--- BEGIN TEXT ---

- City: Amherst, New York
- Founded: 1994
- Home arena: Marine Midland Arena (1997) Buffalo State Ice Arena (1998-1999) Northtown Center (2008-present)
- Colors: Black, jade, grape, silver, white
- Head coach: Eric Haak

Franchise history
- 1994–1995: Phoenix Cobras
- 1996: Empire State Cobras
- 1997–present: Buffalo Wings

= Buffalo Wings (inline hockey) =

The Buffalo Wings are an inline hockey team, playing in Major League Roller Hockey and formerly in Roller Hockey International, that is based in the city of Buffalo, New York.

== History ==
The Buffalo Wings franchise was originally the Phoenix Cobras from 1994 to 1995, and the Empire State Cobras in 1996.

The 1996 Cobras consisted of former Buffalo Stampede players who joined the team after their franchise folded following the 1995 Roller Hockey International season.

--- END TEXT ---

▸ **AIM OF THE EXERCISE**: Resume the text on the Buffalo Wings inline hockey team, starting after its final sentence. The listing that follows was taken from a separate source and has no connection to the text on the Buffalo Wings.

--- BEGIN STORED DATA ---

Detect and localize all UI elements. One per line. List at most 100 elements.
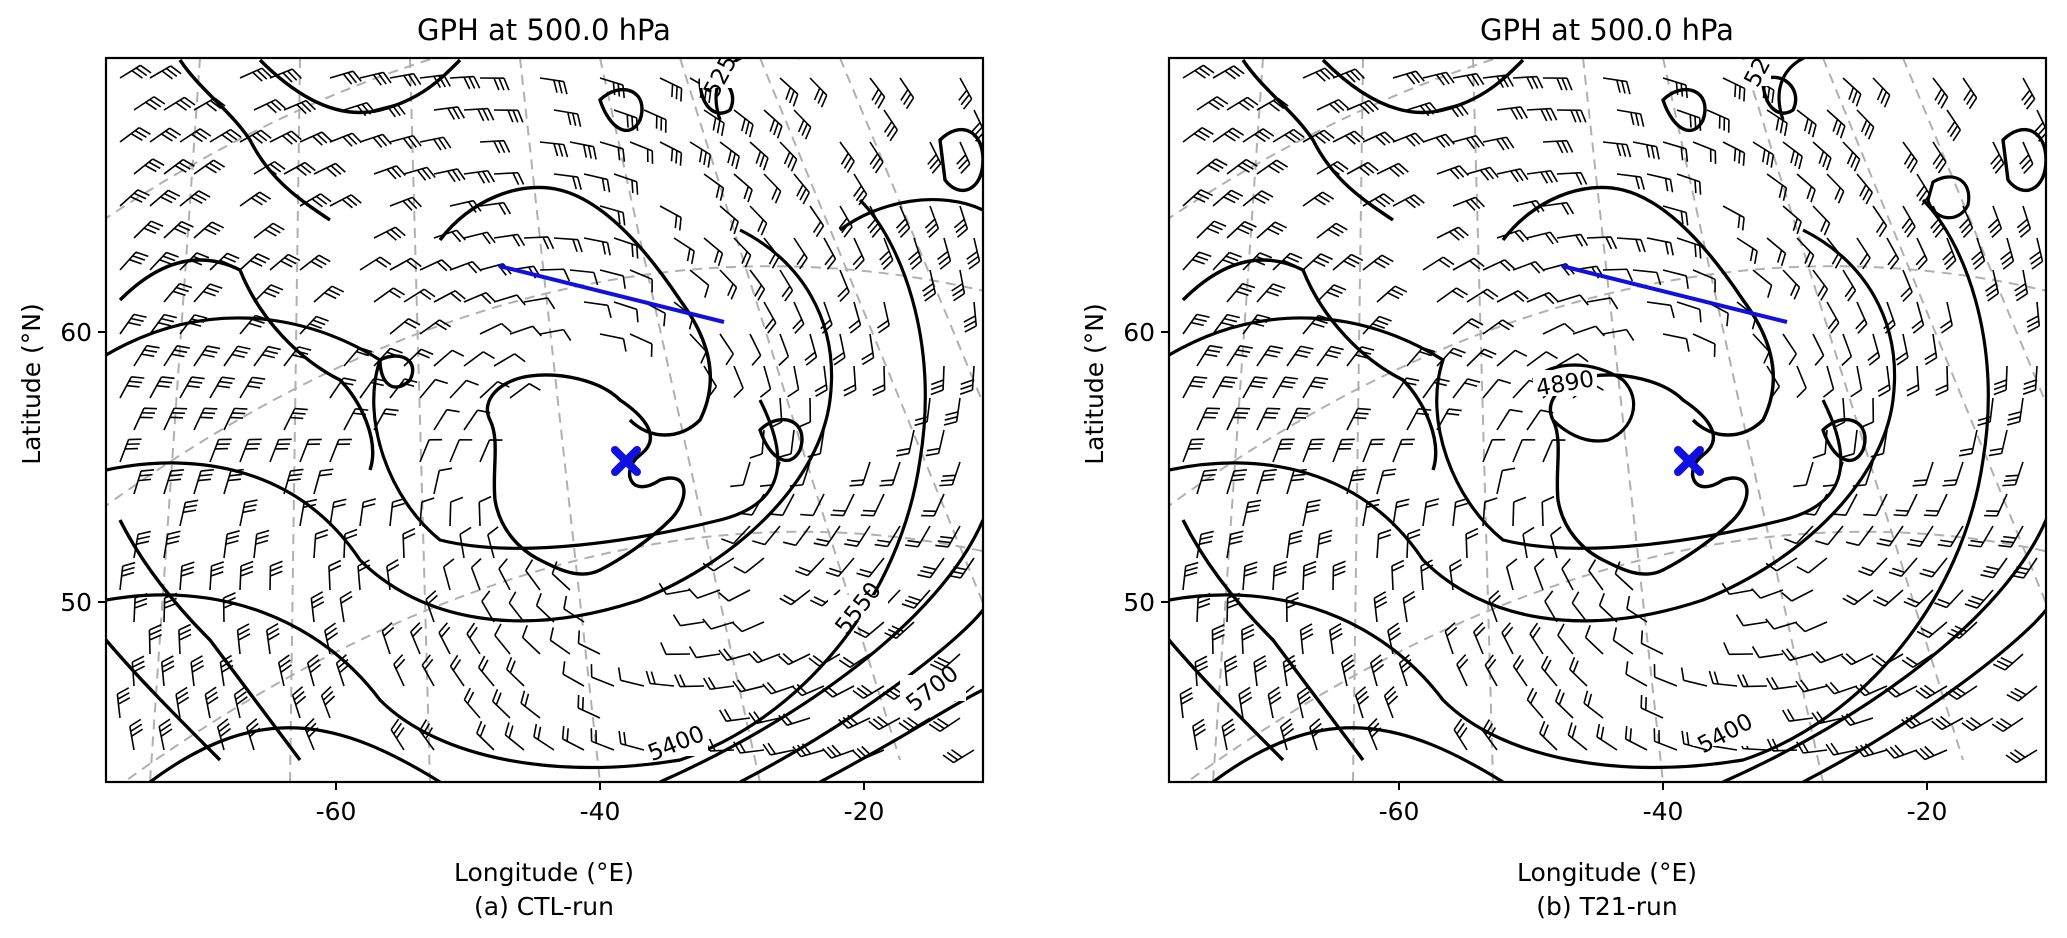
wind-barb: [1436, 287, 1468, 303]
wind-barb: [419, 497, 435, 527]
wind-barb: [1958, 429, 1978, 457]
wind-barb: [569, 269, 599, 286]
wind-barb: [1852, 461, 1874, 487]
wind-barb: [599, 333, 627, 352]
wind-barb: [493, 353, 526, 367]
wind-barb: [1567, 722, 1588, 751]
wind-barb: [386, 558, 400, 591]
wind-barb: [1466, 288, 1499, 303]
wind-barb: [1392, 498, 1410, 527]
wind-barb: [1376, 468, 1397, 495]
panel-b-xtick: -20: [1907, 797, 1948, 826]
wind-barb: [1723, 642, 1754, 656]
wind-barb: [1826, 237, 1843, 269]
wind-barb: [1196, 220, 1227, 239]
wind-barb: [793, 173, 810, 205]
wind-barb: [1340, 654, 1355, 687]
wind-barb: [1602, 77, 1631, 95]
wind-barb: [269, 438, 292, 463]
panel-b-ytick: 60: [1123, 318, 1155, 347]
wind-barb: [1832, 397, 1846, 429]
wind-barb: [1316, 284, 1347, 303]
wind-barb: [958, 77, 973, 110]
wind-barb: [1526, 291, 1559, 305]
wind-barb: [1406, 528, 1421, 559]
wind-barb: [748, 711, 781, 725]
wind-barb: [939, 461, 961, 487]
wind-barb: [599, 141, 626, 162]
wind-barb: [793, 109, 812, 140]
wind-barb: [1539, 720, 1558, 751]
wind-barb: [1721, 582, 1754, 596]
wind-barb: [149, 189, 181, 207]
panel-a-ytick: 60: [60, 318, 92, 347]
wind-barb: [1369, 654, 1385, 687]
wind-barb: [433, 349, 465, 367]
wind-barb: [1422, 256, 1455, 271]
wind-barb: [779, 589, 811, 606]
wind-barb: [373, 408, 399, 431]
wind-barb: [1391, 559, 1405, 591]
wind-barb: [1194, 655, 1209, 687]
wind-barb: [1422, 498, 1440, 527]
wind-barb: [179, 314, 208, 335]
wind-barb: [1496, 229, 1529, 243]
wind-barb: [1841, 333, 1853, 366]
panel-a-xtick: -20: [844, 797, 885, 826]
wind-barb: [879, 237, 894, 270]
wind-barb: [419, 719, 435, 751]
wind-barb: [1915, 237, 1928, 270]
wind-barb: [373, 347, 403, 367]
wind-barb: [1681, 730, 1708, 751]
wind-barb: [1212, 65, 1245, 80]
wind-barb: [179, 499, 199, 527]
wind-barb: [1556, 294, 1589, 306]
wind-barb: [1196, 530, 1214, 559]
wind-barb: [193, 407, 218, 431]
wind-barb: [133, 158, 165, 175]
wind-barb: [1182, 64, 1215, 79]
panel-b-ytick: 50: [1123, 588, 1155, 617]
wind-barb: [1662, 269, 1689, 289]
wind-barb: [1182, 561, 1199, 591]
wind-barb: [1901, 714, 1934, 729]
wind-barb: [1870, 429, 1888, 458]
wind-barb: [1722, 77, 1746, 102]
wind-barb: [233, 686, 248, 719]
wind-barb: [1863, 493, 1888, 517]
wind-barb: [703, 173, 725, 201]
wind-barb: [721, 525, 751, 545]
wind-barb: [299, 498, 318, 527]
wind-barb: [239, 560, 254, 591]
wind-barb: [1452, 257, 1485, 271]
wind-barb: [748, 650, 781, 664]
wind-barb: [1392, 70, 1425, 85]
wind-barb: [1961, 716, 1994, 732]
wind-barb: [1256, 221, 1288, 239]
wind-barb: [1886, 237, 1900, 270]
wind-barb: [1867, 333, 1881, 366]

--- END STORED DATA ---

▸ **ANSWER TO THIS TASK**:
Relocated from Glen Falls, New York and renamed as the Buffalo Wings, the team played the 1997 season at the Marine Midland Arena. The arrival of the Wings marked the return of professional roller hockey to Buffalo, having been the home of the short-lived Buffalo Stampede, which played at the Buffalo Memorial Auditorium from 1994 to 1995. From 1998 to 1999, the team played at the Buffalo State Sports Arena at Buffalo State College.

Following the demise of Roller Hockey International, the organization continues to exist to this day as a youth hockey development organization. The professional team will be returning to league play in the Professional Inline Hockey Association for the 2025-2026 season.

== Records ==
- 1994 - Phoenix Cobras - 13-11 - (Roller Hockey International / Home: Arizona Veterans Memorial Coliseum)
- 1995 - Phoenix Cobras - 11-09 - (Roller Hockey International / Home: Arizona Veterans Memorial Coliseum)
- 1996 - Empire State Cobras - 16-07 - (Roller Hockey International / Home: Glens Falls Civic Center)
- 1997 - Buffalo Wings - 06-18 - (Roller Hockey International / Home: Marine Midland Arena)
- 1998 - Buffalo Wings - 11-08 - (Major League Roller Hockey / Home: Buffalo State Sports Arena)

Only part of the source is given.